All of the data must be printed exactly; please include every line.
○ ○ ○ ○ ○
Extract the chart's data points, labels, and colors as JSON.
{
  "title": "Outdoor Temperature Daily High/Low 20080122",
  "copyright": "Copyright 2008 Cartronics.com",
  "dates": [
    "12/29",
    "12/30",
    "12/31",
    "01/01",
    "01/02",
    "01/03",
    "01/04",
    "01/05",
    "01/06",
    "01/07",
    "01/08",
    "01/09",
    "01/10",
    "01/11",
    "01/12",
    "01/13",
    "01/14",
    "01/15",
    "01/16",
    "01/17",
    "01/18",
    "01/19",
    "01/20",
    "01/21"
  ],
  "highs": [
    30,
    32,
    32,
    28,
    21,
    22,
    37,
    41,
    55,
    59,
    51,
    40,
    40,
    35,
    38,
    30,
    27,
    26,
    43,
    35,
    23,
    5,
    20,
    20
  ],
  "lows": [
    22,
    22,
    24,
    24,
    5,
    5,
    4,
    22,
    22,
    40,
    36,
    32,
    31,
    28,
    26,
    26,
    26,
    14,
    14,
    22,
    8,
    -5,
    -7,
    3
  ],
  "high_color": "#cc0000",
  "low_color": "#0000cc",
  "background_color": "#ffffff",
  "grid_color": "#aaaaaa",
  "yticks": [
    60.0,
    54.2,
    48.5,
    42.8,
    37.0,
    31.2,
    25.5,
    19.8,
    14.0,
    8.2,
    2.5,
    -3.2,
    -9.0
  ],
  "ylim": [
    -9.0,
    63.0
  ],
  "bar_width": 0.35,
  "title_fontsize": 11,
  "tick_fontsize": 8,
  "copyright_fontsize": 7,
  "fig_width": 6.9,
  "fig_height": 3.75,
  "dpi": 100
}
○ ○ ○ ○ ○
- Expected answer -
Extract the chart's data points, labels, and colors as JSON.
{
  "title": "Outdoor Temperature Daily High/Low 20080122",
  "copyright": "Copyright 2008 Cartronics.com",
  "dates": [
    "12/29",
    "12/30",
    "12/31",
    "01/01",
    "01/02",
    "01/03",
    "01/04",
    "01/05",
    "01/06",
    "01/07",
    "01/08",
    "01/09",
    "01/10",
    "01/11",
    "01/12",
    "01/13",
    "01/14",
    "01/15",
    "01/16",
    "01/17",
    "01/18",
    "01/19",
    "01/20",
    "01/21"
  ],
  "highs": [
    30,
    32,
    32,
    28,
    21,
    22,
    37,
    41,
    55,
    59,
    51,
    40,
    40,
    35,
    38,
    30,
    27,
    26,
    43,
    35,
    23,
    5,
    20,
    20
  ],
  "lows": [
    22,
    22,
    24,
    24,
    5,
    5,
    4,
    22,
    22,
    40,
    36,
    32,
    31,
    28,
    26,
    26,
    26,
    14,
    14,
    22,
    8,
    -5,
    -7,
    3
  ],
  "high_color": "#cc0000",
  "low_color": "#0000cc",
  "background_color": "#ffffff",
  "grid_color": "#aaaaaa",
  "yticks": [
    60.0,
    54.2,
    48.5,
    42.8,
    37.0,
    31.2,
    25.5,
    19.8,
    14.0,
    8.2,
    2.5,
    -3.2,
    -9.0
  ],
  "ylim": [
    -9.0,
    63.0
  ],
  "bar_width": 0.35,
  "title_fontsize": 11,
  "tick_fontsize": 8,
  "copyright_fontsize": 7,
  "fig_width": 6.9,
  "fig_height": 3.75,
  "dpi": 100
}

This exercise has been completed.